• _Text excerpt_
Culinary Workers Local 226 took a bold step in their drive for a union contract at Trump International Hotel in Las Vegas on Sept. 27. On behalf of the 500 workers, mostly Spanish-speaking immigrants, CWU Local 226 called a national boycott of all facilities that Trump “owns, has invested in, or has partnered with,” said CWU spokeswoman Bethany Khan. “Other unions can respect [the] boycott and not deliver goods or pass the picket line.” The AFL-CIO supports the boycott. (Huffington Post, Sept. 27)
The cooks, housekeepers, bellhops, cocktail servers and other workers voted to join UNITE HERE’s Culinary Workers Local 226 and Bartenders Local 165 last December. But Trump management appealed the National Labor Relations Board’s certification of the union, and the board has yet to issue a final ruling.

• _Exercises to complete_
**1)** Answer these from the text on the Trump hotel boycott:
(a) How many workers did Local 226 call the boycott on behalf of?
(b) Which organization supports the boycott?
(c) When did the workers vote to join the unions?
**2)** Please reproduce a passage from the text on the Trump hotel boycott, starting at "The cooks, housekeepers, bellhops, cocktail" and ending after "a final ruling.".
The items that follow come from a different source than the text on the Trump hotel boycott.

• _Source data_
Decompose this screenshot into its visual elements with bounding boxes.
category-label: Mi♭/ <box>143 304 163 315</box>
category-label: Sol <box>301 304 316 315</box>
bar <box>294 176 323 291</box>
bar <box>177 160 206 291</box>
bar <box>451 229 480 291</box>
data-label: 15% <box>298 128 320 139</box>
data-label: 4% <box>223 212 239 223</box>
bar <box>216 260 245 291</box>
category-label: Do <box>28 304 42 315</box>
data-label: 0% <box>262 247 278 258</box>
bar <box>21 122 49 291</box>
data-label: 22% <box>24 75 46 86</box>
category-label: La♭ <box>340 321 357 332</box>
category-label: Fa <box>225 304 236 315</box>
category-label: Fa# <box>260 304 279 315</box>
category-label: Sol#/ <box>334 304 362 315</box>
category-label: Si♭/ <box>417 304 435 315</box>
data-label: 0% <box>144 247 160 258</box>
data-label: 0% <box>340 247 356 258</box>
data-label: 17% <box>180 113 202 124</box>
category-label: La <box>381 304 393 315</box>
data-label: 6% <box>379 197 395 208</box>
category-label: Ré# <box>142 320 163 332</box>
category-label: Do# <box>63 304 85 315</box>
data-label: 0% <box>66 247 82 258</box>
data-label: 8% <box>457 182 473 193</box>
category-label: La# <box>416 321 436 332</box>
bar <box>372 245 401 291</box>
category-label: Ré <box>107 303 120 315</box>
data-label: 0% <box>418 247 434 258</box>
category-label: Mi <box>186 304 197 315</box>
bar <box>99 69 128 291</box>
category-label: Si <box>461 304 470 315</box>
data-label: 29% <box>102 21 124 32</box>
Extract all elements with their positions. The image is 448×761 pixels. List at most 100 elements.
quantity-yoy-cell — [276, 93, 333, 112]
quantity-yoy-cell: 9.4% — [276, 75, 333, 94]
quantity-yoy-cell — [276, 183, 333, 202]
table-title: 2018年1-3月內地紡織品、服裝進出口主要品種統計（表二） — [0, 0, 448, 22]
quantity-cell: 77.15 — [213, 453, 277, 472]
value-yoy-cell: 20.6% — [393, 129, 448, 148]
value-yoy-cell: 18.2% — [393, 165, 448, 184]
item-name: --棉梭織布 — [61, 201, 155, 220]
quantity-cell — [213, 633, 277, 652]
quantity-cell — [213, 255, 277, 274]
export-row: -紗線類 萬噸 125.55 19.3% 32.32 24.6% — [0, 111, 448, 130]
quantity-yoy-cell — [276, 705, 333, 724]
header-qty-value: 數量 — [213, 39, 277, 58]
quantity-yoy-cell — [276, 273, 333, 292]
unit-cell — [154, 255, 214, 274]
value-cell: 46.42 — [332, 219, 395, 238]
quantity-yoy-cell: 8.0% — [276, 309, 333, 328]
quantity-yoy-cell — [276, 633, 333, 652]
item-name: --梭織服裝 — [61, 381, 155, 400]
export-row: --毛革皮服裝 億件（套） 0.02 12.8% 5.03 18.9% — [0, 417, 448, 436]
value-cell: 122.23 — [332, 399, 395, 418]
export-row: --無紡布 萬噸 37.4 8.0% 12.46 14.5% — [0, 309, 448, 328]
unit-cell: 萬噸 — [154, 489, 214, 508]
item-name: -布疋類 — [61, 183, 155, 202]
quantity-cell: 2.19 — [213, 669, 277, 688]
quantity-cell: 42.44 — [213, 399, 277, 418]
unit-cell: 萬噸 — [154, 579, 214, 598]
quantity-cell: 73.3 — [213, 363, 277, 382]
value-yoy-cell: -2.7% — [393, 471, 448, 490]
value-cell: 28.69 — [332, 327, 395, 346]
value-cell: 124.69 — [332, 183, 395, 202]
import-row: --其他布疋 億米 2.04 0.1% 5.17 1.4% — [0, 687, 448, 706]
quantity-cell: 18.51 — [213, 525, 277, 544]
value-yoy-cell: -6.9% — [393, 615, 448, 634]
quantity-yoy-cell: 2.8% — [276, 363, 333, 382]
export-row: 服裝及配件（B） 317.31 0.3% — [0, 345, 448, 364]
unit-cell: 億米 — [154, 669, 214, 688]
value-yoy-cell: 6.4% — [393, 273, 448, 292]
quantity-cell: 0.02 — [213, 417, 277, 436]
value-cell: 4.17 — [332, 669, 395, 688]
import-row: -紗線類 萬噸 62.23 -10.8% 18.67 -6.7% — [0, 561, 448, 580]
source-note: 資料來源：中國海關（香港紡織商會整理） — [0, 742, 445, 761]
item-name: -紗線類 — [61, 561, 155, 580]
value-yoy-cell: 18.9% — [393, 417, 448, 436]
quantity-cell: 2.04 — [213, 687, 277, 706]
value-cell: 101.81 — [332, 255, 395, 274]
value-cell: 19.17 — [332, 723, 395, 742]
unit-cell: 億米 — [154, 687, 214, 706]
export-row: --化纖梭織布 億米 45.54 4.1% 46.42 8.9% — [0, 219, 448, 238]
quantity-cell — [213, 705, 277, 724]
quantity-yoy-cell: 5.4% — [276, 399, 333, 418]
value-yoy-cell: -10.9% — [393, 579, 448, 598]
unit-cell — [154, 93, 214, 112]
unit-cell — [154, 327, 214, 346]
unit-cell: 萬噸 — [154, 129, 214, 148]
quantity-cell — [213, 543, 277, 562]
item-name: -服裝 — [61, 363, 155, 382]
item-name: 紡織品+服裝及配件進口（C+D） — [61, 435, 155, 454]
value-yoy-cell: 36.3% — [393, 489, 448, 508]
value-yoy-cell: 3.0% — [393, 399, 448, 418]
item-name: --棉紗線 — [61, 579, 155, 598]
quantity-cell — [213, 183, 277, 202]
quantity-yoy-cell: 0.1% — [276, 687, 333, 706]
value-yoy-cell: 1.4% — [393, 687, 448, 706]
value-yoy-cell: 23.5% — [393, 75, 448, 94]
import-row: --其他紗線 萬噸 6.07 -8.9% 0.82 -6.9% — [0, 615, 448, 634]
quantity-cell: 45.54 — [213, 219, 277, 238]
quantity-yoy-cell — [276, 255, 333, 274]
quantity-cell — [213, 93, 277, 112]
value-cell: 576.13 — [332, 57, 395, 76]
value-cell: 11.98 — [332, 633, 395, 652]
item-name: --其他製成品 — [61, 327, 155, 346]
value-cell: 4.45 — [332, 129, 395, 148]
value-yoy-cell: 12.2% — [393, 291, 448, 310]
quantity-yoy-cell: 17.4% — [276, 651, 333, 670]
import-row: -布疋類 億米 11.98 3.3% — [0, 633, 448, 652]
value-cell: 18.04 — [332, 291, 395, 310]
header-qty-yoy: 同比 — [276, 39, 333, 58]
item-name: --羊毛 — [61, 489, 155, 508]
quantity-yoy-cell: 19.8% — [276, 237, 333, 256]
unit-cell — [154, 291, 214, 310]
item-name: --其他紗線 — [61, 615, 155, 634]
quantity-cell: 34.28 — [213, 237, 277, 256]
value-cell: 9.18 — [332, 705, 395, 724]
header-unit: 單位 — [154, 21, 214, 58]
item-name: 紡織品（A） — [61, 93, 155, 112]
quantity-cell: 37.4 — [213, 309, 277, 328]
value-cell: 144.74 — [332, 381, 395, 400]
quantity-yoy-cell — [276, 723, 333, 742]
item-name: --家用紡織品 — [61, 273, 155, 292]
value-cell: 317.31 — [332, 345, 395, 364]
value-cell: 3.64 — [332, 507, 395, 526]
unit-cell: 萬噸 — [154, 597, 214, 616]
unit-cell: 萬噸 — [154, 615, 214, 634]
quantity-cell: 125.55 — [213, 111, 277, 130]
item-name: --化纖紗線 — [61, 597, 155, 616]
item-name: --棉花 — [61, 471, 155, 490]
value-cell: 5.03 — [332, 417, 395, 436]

• _Task-by-task answers_
**1)**
(a) 500
(b) The AFL-CIO
(c) Last December

**2)**
The cooks, housekeepers, bellhops, cocktail servers and other workers voted to join UNITE HERE’s Culinary Workers Local 226 and Bartenders Local 165 last December. But Trump management appealed the National Labor Relations Board’s certification of the union, and the board has yet to issue a final ruling.